ENUNCIADO DO EXERCÍCIO: Transcreva tudo o que vai de "Uma moda recente" até "ouvir música idiota." no texto sobre os serviços públicos, substituindo "ratoeiras" por "armadilhas".
── EXCERTO DA PÁGINA ──
Diz-se “public utilities”. Em
português, não quer dizer a mesma coisa, mas diz tudo. Serviços e
infra-estruturas de serviços e facilidades para toda a gente. Inicialmente organizados
pelo Estado, ulteriormente geridos pelo mesmo ou por empresas privadas. Cada
país tem a sua solução. Mas é sempre a mesma coisa: serviços públicos.
Muita coisa pode entrar nesta
categoria: água, luz, electricidade, gás, telefone, correios, banda larga,
transportes, esgotos, resíduos, faróis e outros. Há quem inclua certos serviços
públicos especiais, como a saúde e a educação. Podem ser de gestão pública ou
privada, local ou nacional, em monopólio ou em mercado aberto. Fazem parte da
concepção moderna de país civilizado.
Estes serviços, em Portugal, começaram
por ser públicos. Uns mantiveram-se como tal, outros foram privatizados. Nada muito
diferente de outros países. A eficácia, a utilidade e a honestidade destes
serviços variam muito. Em tempos, a imprensa realizava uma espécie de ranking
em que classificava, segundo a opinião pública, cada serviço. Alguns,
aborrecidos com uma má classificação, esforçavam-se por melhorar, o que às
vezes conseguiam e nós ficávamos a ganhar.
Entretanto, com a privatização a
ajudar, mais a crise financeira e a compra e venda de empresas, sem falar na
concorrência e na voracidade de tanta gente, todas estas empresas se viraram
para a agressividade comercial. São dezenas de e-mails e telefonemas não
desejados que se recebem por mês em casa de cada um. Novos serviços, mais
pacotes, descontos aparentes, novos dispositivos, vantagens incríveis e brindes
inacreditáveis! No fim do dia, é sempre para vender mais mercadoria inútil,
fidelizar aberta ou furtivamente, instalar aplicações, adquirir uma nova “box”,
alargar o serviço para áreas inúteis e subtrair o cliente à empresa rival!
Uma moda recente é a dos serviços
de distribuição separados da produção e da assistência, o que exige escolhas
feitas pelos clientes, impostas por lei (dizem eles…), que logo anunciam
descontos e vantagens, mas que não têm uns nem outras. Rapazes e raparigas com
bilhetes de identidade vistosamente exibidos batem à porta, declaram que, “para
nosso bem”, vêm verificar as instalações e anunciam benefícios, mas que têm
sempre mercadoria para vender, regras absurdas e fidelizações ocultas! Para não
falar das “letras pequeninas” cheias de ratoeiras, nem das regras
incompreensíveis tanto para velhos analfabetos como para jovens doutorados!
Tentar esclarecer com os serviços
de assistência é inútil. Podemos esperar até meia hora a ouvir música idiota.
───
── EXCERTOS DOS REGISTOS ──
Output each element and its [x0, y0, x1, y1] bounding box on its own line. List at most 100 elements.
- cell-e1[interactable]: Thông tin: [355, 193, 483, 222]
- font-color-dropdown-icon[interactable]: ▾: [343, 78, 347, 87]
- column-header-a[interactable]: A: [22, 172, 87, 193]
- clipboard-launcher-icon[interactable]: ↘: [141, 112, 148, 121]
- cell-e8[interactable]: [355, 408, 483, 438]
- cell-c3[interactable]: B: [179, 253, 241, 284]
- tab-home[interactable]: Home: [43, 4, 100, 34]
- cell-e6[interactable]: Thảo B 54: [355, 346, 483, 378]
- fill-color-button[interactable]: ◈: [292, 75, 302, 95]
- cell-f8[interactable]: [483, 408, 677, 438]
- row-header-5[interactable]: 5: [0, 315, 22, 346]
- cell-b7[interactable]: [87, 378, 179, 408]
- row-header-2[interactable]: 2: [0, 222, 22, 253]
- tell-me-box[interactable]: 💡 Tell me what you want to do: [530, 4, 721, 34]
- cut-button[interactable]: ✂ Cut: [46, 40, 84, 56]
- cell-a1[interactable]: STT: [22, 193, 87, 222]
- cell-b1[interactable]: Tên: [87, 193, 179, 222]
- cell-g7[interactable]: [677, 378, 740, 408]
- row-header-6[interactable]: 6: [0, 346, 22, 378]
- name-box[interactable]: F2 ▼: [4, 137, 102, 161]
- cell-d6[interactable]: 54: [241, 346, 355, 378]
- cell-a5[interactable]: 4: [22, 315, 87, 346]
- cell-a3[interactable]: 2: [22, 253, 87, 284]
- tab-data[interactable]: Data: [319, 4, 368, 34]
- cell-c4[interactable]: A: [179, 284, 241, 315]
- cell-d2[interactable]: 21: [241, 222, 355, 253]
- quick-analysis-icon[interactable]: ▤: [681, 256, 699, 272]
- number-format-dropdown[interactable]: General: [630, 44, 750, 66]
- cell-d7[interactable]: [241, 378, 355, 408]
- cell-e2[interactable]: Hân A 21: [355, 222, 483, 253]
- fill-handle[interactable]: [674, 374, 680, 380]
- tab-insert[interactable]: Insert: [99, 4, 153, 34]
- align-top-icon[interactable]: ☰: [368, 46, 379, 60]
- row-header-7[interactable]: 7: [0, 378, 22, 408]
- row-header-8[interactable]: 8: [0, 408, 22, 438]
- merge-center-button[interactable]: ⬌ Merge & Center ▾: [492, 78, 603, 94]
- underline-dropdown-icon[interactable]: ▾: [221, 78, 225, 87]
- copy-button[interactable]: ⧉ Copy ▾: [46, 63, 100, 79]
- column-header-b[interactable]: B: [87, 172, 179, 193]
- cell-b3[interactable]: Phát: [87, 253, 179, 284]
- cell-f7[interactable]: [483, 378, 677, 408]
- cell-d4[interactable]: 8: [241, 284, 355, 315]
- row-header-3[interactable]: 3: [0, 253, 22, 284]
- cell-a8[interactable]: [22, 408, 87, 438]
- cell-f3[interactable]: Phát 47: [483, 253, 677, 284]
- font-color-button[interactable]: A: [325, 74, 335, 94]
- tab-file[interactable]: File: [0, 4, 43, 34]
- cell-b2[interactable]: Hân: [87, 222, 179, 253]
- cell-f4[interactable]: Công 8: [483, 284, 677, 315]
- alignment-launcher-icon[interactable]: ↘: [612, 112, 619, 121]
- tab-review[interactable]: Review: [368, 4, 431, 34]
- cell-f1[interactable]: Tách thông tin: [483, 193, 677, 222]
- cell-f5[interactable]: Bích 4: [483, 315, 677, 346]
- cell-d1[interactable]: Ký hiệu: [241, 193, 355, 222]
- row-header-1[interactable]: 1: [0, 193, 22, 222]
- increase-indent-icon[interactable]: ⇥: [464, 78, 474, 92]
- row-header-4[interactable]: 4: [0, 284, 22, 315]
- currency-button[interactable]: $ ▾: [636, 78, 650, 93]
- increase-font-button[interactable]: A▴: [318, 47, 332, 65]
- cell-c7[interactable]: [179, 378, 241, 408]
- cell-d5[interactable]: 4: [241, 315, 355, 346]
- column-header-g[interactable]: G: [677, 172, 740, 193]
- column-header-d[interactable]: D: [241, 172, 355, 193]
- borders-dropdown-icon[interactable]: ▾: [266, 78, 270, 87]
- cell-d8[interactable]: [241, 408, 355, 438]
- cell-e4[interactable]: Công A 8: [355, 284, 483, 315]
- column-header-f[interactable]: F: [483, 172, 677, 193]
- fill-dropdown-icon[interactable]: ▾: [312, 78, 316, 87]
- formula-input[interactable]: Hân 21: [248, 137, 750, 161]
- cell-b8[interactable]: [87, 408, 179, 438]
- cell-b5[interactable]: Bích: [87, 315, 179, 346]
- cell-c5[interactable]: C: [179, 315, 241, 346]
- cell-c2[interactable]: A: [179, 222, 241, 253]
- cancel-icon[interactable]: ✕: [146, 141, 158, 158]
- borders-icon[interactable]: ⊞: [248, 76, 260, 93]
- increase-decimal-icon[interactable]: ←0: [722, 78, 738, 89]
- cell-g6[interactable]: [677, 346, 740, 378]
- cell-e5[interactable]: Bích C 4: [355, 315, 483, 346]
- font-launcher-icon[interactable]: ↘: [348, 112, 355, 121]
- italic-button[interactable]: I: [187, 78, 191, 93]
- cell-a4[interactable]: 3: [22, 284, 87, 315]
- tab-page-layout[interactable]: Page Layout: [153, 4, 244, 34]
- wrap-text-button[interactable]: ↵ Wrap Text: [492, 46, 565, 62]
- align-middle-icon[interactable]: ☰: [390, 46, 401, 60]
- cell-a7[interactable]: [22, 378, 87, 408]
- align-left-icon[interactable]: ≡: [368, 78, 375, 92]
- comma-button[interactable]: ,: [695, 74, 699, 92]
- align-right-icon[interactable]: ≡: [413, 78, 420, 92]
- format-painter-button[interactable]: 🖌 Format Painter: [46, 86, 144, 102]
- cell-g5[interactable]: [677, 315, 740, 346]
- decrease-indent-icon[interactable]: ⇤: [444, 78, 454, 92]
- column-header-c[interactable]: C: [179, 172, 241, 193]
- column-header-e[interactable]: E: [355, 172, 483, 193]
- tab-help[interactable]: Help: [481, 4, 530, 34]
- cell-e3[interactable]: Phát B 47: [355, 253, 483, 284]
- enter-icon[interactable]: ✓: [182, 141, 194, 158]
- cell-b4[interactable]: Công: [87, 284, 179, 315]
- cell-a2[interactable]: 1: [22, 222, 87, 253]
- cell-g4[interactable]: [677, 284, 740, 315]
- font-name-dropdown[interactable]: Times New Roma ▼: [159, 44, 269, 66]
───
RESPOSTA AO EXERCÍCIO:
Uma moda recente é a dos serviços
de distribuição separados da produção e da assistência, o que exige escolhas
feitas pelos clientes, impostas por lei (dizem eles…), que logo anunciam
descontos e vantagens, mas que não têm uns nem outras. Rapazes e raparigas com
bilhetes de identidade vistosamente exibidos batem à porta, declaram que, “para
nosso bem”, vêm verificar as instalações e anunciam benefícios, mas que têm
sempre mercadoria para vender, regras absurdas e fidelizações ocultas! Para não
falar das “letras pequeninas” cheias de armadilhas, nem das regras
incompreensíveis tanto para velhos analfabetos como para jovens doutorados!
Tentar esclarecer com os serviços
de assistência é inútil. Podemos esperar até meia hora a ouvir música idiota.